• WHAT THE TASK ASKS
Pull each line holding the word "杀人以媚人" from the data.

• GIVEN DATA
################

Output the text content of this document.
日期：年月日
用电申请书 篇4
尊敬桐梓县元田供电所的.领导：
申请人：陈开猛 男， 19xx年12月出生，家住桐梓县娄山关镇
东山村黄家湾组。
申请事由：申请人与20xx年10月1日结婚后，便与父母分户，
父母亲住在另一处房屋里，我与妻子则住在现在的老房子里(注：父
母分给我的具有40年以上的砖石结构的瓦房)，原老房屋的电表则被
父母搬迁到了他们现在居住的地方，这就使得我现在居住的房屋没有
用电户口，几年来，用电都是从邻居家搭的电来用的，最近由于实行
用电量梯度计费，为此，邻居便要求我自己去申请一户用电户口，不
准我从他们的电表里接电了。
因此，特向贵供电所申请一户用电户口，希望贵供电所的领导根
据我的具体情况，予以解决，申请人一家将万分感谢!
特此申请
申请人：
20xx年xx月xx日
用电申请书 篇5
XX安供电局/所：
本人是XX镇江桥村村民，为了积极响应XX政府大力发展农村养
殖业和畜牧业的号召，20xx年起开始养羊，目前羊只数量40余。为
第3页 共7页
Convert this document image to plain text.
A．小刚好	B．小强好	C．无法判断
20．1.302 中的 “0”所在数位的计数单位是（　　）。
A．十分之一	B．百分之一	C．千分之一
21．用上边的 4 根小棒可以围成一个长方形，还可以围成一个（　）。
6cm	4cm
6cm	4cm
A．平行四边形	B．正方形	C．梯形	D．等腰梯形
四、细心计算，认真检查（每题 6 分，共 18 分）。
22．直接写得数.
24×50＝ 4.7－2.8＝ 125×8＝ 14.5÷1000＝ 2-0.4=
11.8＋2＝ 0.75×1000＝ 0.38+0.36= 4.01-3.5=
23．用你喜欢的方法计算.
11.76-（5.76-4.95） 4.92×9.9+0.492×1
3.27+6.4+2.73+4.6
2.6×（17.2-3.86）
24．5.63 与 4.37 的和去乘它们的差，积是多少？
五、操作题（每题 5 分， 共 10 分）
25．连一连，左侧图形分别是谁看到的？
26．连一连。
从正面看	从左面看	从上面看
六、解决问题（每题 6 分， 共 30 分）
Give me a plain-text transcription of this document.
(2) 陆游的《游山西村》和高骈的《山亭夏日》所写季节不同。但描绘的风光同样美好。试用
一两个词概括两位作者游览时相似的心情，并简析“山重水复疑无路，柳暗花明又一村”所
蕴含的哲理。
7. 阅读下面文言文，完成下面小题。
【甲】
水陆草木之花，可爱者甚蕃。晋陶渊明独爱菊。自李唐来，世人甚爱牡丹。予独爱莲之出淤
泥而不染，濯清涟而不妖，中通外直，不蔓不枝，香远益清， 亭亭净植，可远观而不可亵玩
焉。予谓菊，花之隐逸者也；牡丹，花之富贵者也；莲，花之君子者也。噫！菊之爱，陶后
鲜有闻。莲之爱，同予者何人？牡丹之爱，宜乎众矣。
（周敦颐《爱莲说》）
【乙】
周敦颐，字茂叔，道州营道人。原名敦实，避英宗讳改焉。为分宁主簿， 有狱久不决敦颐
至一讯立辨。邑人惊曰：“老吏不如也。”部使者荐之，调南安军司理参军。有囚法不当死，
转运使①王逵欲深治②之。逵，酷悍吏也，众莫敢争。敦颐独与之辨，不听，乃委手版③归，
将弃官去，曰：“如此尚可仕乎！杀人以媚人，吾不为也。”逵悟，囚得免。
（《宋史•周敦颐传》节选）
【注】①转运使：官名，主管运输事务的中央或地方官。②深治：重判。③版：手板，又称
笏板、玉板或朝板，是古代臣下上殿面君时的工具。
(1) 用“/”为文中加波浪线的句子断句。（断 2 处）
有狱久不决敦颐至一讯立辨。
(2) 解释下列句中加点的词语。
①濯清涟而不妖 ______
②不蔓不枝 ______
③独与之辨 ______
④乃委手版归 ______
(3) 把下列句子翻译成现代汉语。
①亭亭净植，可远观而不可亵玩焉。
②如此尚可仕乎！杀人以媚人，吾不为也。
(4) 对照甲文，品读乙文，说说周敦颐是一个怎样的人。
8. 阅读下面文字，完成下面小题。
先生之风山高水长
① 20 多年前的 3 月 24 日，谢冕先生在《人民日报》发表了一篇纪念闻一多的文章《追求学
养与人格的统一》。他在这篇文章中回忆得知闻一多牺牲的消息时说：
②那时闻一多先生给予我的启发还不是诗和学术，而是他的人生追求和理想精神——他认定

################

• THE SOLUTION
将弃官去，曰：“如此尚可仕乎！杀人以媚人，吾不为也。”逵悟，囚得免。
②如此尚可仕乎！杀人以媚人，吾不为也。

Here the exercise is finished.